• [Task requirements]:
No line of the records may be dropped; print them all again exactly.

• [Provided data]:
[Start of Attachment]

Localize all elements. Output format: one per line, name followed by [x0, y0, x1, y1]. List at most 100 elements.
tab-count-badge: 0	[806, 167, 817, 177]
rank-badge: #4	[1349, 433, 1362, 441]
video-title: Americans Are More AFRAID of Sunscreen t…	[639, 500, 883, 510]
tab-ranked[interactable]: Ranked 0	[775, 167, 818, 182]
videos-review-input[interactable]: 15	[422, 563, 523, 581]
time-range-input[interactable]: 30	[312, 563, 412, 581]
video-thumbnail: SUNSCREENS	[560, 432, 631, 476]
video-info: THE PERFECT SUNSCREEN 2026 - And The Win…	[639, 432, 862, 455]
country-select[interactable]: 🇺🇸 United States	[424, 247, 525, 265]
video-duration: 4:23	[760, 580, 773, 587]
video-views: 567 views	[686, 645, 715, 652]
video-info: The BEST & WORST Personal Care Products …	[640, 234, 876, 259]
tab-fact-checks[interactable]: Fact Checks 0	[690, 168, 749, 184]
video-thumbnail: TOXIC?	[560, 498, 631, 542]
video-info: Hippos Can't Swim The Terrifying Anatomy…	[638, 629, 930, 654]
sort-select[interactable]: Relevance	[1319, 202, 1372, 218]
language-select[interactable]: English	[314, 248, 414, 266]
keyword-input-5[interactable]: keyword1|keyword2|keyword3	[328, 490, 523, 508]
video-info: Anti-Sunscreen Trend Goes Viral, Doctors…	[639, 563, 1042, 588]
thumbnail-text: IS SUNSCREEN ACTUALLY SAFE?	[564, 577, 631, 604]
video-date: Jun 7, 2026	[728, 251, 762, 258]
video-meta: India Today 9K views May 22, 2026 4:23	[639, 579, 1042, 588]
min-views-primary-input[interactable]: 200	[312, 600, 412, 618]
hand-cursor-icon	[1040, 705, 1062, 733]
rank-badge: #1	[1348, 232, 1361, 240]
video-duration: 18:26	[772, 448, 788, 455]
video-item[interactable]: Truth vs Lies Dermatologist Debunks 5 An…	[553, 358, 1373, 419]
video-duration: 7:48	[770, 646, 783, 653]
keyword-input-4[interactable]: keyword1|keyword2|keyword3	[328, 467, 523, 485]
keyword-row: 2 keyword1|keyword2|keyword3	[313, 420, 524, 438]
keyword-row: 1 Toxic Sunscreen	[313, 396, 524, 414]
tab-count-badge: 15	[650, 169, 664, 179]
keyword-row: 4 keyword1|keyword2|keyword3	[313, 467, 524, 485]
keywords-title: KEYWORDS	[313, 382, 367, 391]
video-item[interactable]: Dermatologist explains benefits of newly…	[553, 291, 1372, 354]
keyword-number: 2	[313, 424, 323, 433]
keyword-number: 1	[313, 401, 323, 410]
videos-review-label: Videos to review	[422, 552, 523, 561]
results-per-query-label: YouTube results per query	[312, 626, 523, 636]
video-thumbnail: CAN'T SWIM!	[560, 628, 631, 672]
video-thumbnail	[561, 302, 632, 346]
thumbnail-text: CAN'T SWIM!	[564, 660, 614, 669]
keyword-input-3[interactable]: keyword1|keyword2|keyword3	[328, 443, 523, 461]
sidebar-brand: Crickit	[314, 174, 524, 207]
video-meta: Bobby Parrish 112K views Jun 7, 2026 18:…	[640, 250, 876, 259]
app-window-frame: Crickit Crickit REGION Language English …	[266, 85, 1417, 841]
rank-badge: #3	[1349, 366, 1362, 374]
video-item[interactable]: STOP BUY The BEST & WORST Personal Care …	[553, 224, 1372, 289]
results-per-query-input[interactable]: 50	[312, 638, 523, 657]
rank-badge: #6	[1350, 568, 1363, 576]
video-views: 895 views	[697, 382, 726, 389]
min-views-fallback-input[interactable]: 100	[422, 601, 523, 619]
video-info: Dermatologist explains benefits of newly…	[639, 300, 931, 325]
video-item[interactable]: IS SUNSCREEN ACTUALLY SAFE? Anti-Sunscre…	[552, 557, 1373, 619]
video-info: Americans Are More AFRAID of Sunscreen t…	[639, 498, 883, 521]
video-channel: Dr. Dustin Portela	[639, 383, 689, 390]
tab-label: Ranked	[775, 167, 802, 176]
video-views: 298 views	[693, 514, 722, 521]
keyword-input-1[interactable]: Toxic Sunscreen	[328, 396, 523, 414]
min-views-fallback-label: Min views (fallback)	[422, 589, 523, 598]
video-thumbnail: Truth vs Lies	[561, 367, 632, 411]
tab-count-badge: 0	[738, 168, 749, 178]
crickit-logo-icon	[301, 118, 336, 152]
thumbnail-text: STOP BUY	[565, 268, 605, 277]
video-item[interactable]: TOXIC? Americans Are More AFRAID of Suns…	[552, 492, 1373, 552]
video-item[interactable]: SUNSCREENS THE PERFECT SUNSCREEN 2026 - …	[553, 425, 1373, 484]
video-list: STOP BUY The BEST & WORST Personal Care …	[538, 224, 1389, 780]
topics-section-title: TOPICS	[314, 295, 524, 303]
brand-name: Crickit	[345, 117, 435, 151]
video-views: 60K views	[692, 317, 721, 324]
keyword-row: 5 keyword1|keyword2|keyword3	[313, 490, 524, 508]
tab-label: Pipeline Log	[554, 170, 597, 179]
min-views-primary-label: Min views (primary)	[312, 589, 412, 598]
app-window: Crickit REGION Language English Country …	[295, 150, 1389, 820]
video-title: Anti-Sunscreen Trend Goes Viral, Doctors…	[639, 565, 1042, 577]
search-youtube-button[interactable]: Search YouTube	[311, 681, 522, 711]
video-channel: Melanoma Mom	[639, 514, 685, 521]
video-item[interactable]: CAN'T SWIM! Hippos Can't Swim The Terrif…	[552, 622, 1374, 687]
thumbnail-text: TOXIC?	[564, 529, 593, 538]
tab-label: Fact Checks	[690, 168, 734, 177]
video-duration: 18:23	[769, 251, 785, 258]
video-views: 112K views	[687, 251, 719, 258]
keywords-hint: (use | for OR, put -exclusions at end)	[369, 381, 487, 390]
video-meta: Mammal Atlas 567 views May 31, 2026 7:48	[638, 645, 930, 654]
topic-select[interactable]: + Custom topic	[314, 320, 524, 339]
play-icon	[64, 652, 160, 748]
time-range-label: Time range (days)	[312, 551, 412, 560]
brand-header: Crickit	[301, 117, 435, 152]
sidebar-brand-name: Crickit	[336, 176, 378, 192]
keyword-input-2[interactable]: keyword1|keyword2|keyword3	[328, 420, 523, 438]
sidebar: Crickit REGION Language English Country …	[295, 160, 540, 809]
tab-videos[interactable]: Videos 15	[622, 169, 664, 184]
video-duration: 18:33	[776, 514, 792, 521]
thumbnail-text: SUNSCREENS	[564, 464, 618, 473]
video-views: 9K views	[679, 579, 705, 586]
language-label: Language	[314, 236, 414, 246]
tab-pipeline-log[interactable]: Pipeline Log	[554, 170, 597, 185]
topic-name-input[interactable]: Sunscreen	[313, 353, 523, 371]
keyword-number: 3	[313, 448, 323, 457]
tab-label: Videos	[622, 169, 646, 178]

[End of Attachment]

• [Solution for this task]:
Localize all elements. Output format: one per line, name followed by [x0, y0, x1, y1]. List at most 100 elements.
tab-count-badge: 0	[806, 167, 817, 177]
rank-badge: #4	[1349, 433, 1362, 441]
video-title: Americans Are More AFRAID of Sunscreen t…	[639, 500, 883, 510]
tab-ranked[interactable]: Ranked 0	[775, 167, 818, 182]
videos-review-input[interactable]: 15	[422, 563, 523, 581]
time-range-input[interactable]: 30	[312, 563, 412, 581]
video-thumbnail: SUNSCREENS	[560, 432, 631, 476]
video-info: THE PERFECT SUNSCREEN 2026 - And The Win…	[639, 432, 862, 455]
country-select[interactable]: 🇺🇸 United States	[424, 247, 525, 265]
video-duration: 4:23	[760, 580, 773, 587]
video-views: 567 views	[686, 645, 715, 652]
video-info: The BEST & WORST Personal Care Products …	[640, 234, 876, 259]
tab-fact-checks[interactable]: Fact Checks 0	[690, 168, 749, 184]
video-thumbnail: TOXIC?	[560, 498, 631, 542]
video-info: Hippos Can't Swim The Terrifying Anatomy…	[638, 629, 930, 654]
sort-select[interactable]: Relevance	[1319, 202, 1372, 218]
language-select[interactable]: English	[314, 248, 414, 266]
keyword-input-5[interactable]: keyword1|keyword2|keyword3	[328, 490, 523, 508]
video-info: Anti-Sunscreen Trend Goes Viral, Doctors…	[639, 563, 1042, 588]
thumbnail-text: IS SUNSCREEN ACTUALLY SAFE?	[564, 577, 631, 604]
video-date: Jun 7, 2026	[728, 251, 762, 258]
video-meta: India Today 9K views May 22, 2026 4:23	[639, 579, 1042, 588]
min-views-primary-input[interactable]: 200	[312, 600, 412, 618]
hand-cursor-icon	[1040, 705, 1062, 733]
rank-badge: #1	[1348, 232, 1361, 240]
video-duration: 18:26	[772, 448, 788, 455]
video-item[interactable]: Truth vs Lies Dermatologist Debunks 5 An…	[553, 358, 1373, 419]
video-duration: 7:48	[770, 646, 783, 653]
keyword-input-4[interactable]: keyword1|keyword2|keyword3	[328, 467, 523, 485]
keyword-row: 2 keyword1|keyword2|keyword3	[313, 420, 524, 438]
keyword-row: 1 Toxic Sunscreen	[313, 396, 524, 414]
tab-count-badge: 15	[650, 169, 664, 179]
keyword-row: 4 keyword1|keyword2|keyword3	[313, 467, 524, 485]
keywords-title: KEYWORDS	[313, 382, 367, 391]
video-item[interactable]: Dermatologist explains benefits of newly…	[553, 291, 1372, 354]
keyword-number: 2	[313, 424, 323, 433]
keyword-number: 1	[313, 401, 323, 410]
videos-review-label: Videos to review	[422, 552, 523, 561]
results-per-query-label: YouTube results per query	[312, 626, 523, 636]
video-thumbnail: CAN'T SWIM!	[560, 628, 631, 672]
video-thumbnail	[561, 302, 632, 346]
thumbnail-text: CAN'T SWIM!	[564, 660, 614, 669]
keyword-input-3[interactable]: keyword1|keyword2|keyword3	[328, 443, 523, 461]
sidebar-brand: Crickit	[314, 174, 524, 207]
video-meta: Bobby Parrish 112K views Jun 7, 2026 18:…	[640, 250, 876, 259]
app-window-frame: Crickit Crickit REGION Language English …	[266, 85, 1417, 841]
rank-badge: #3	[1349, 366, 1362, 374]
video-item[interactable]: STOP BUY The BEST & WORST Personal Care …	[553, 224, 1372, 289]
results-per-query-input[interactable]: 50	[312, 638, 523, 657]
rank-badge: #6	[1350, 568, 1363, 576]
video-views: 895 views	[697, 382, 726, 389]
min-views-fallback-input[interactable]: 100	[422, 601, 523, 619]
video-info: Dermatologist explains benefits of newly…	[639, 300, 931, 325]
video-item[interactable]: IS SUNSCREEN ACTUALLY SAFE? Anti-Sunscre…	[552, 557, 1373, 619]
video-info: Americans Are More AFRAID of Sunscreen t…	[639, 498, 883, 521]
video-channel: Dr. Dustin Portela	[639, 383, 689, 390]
tab-label: Ranked	[775, 167, 802, 176]
video-views: 298 views	[693, 514, 722, 521]
keyword-input-1[interactable]: Toxic Sunscreen	[328, 396, 523, 414]
min-views-fallback-label: Min views (fallback)	[422, 589, 523, 598]
video-thumbnail: Truth vs Lies	[561, 367, 632, 411]
tab-count-badge: 0	[738, 168, 749, 178]
crickit-logo-icon	[301, 118, 336, 152]
thumbnail-text: STOP BUY	[565, 268, 605, 277]
video-item[interactable]: TOXIC? Americans Are More AFRAID of Suns…	[552, 492, 1373, 552]
video-item[interactable]: SUNSCREENS THE PERFECT SUNSCREEN 2026 - …	[553, 425, 1373, 484]
video-list: STOP BUY The BEST & WORST Personal Care …	[538, 224, 1389, 780]
topics-section-title: TOPICS	[314, 295, 524, 303]
brand-name: Crickit	[345, 117, 435, 151]
video-views: 60K views	[692, 317, 721, 324]
keyword-row: 5 keyword1|keyword2|keyword3	[313, 490, 524, 508]
tab-label: Pipeline Log	[554, 170, 597, 179]
min-views-primary-label: Min views (primary)	[312, 589, 412, 598]
app-window: Crickit REGION Language English Country …	[295, 150, 1389, 820]
video-title: Anti-Sunscreen Trend Goes Viral, Doctors…	[639, 565, 1042, 577]
search-youtube-button[interactable]: Search YouTube	[311, 681, 522, 711]
video-channel: Melanoma Mom	[639, 514, 685, 521]
video-item[interactable]: CAN'T SWIM! Hippos Can't Swim The Terrif…	[552, 622, 1374, 687]
thumbnail-text: TOXIC?	[564, 529, 593, 538]
tab-label: Fact Checks	[690, 168, 734, 177]
video-duration: 18:23	[769, 251, 785, 258]
video-views: 112K views	[687, 251, 719, 258]
keywords-hint: (use | for OR, put -exclusions at end)	[369, 381, 487, 390]
video-meta: Mammal Atlas 567 views May 31, 2026 7:48	[638, 645, 930, 654]
topic-select[interactable]: + Custom topic	[314, 320, 524, 339]
play-icon	[64, 652, 160, 748]
time-range-label: Time range (days)	[312, 551, 412, 560]
brand-header: Crickit	[301, 117, 435, 152]
sidebar-brand-name: Crickit	[336, 176, 378, 192]
keyword-input-2[interactable]: keyword1|keyword2|keyword3	[328, 420, 523, 438]
sidebar: Crickit REGION Language English Country …	[295, 160, 540, 809]
tab-videos[interactable]: Videos 15	[622, 169, 664, 184]
video-duration: 18:33	[776, 514, 792, 521]
thumbnail-text: SUNSCREENS	[564, 464, 618, 473]
video-views: 9K views	[679, 579, 705, 586]
language-label: Language	[314, 236, 414, 246]
tab-pipeline-log[interactable]: Pipeline Log	[554, 170, 597, 185]
topic-name-input[interactable]: Sunscreen	[313, 353, 523, 371]
keyword-number: 3	[313, 448, 323, 457]
tab-label: Videos	[622, 169, 646, 178]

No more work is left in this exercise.